AIM: Each line containing the word "expert" must be reported.

Part of a data file
========================================================================

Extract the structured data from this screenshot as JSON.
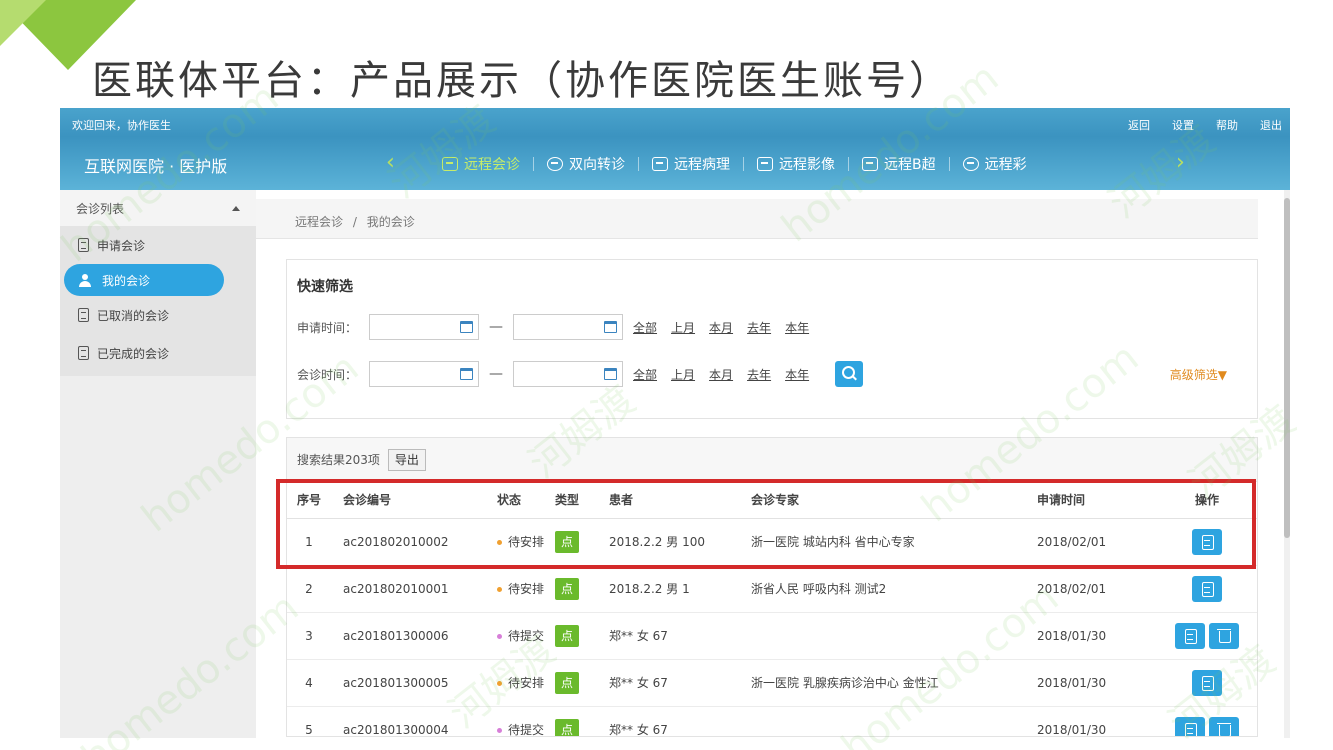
{
  "slide": {
    "title": "医联体平台：产品展示（协作医院医生账号）"
  },
  "header": {
    "welcome": "欢迎回来，协作医生",
    "links": [
      "返回",
      "设置",
      "帮助",
      "退出"
    ],
    "brand": "互联网医院 · 医护版",
    "nav_prev": "‹",
    "nav_next": "›",
    "nav": [
      {
        "label": "远程会诊",
        "icon": "monitor-icon",
        "active": true
      },
      {
        "label": "双向转诊",
        "icon": "transfer-icon"
      },
      {
        "label": "远程病理",
        "icon": "medkit-icon"
      },
      {
        "label": "远程影像",
        "icon": "image-icon"
      },
      {
        "label": "远程B超",
        "icon": "medkit-icon"
      },
      {
        "label": "远程彩",
        "icon": "transfer-icon"
      }
    ]
  },
  "sidebar": {
    "section": "会诊列表",
    "items": [
      {
        "label": "申请会诊",
        "icon": "clipboard-icon"
      },
      {
        "label": "我的会诊",
        "icon": "users-icon",
        "active": true
      },
      {
        "label": "已取消的会诊",
        "icon": "clipboard-icon"
      },
      {
        "label": "已完成的会诊",
        "icon": "clipboard-icon"
      }
    ]
  },
  "breadcrumb": {
    "items": [
      "远程会诊",
      "我的会诊"
    ],
    "separator": "/"
  },
  "filter": {
    "title": "快速筛选",
    "apply_time_label": "申请时间：",
    "consult_time_label": "会诊时间：",
    "quick_links": [
      "全部",
      "上月",
      "本月",
      "去年",
      "本年"
    ],
    "dash": "—",
    "advanced": "高级筛选▼"
  },
  "results": {
    "count_text": "搜索结果203项",
    "export": "导出",
    "columns": [
      "序号",
      "会诊编号",
      "状态",
      "类型",
      "患者",
      "会诊专家",
      "申请时间",
      "操作"
    ],
    "rows": [
      {
        "idx": "1",
        "code": "ac201802010002",
        "status": "待安排",
        "status_color": "#f0a030",
        "type": "点",
        "patient": "2018.2.2 男 100",
        "expert": "浙一医院 城站内科 省中心专家",
        "date": "2018/02/01",
        "ops": [
          "clip"
        ]
      },
      {
        "idx": "2",
        "code": "ac201802010001",
        "status": "待安排",
        "status_color": "#f0a030",
        "type": "点",
        "patient": "2018.2.2 男 1",
        "expert": "浙省人民 呼吸内科 测试2",
        "date": "2018/02/01",
        "ops": [
          "clip"
        ]
      },
      {
        "idx": "3",
        "code": "ac201801300006",
        "status": "待提交",
        "status_color": "#d77fd8",
        "type": "点",
        "patient": "郑** 女 67",
        "expert": "",
        "date": "2018/01/30",
        "ops": [
          "clip",
          "trash"
        ]
      },
      {
        "idx": "4",
        "code": "ac201801300005",
        "status": "待安排",
        "status_color": "#f0a030",
        "type": "点",
        "patient": "郑** 女 67",
        "expert": "浙一医院 乳腺疾病诊治中心 金性江",
        "date": "2018/01/30",
        "ops": [
          "clip"
        ]
      },
      {
        "idx": "5",
        "code": "ac201801300004",
        "status": "待提交",
        "status_color": "#d77fd8",
        "type": "点",
        "patient": "郑** 女 67",
        "expert": "",
        "date": "2018/01/30",
        "ops": [
          "clip",
          "trash"
        ]
      }
    ]
  },
  "watermark": [
    "homedo.com",
    "河姆渡"
  ],
  "colors": {
    "accent": "#2ea4e0",
    "nav_active": "#c6ec6a",
    "highlight": "#d42a2a",
    "type_badge": "#6aba2c",
    "advanced_link": "#e08a1e"
  }
}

========================================================================

FULL ANSWER:
        "expert": "浙一医院 城站内科 省中心专家",
        "expert": "浙省人民 呼吸内科 测试2",
        "expert": "",
        "expert": "浙一医院 乳腺疾病诊治中心 金性江",
        "expert": "",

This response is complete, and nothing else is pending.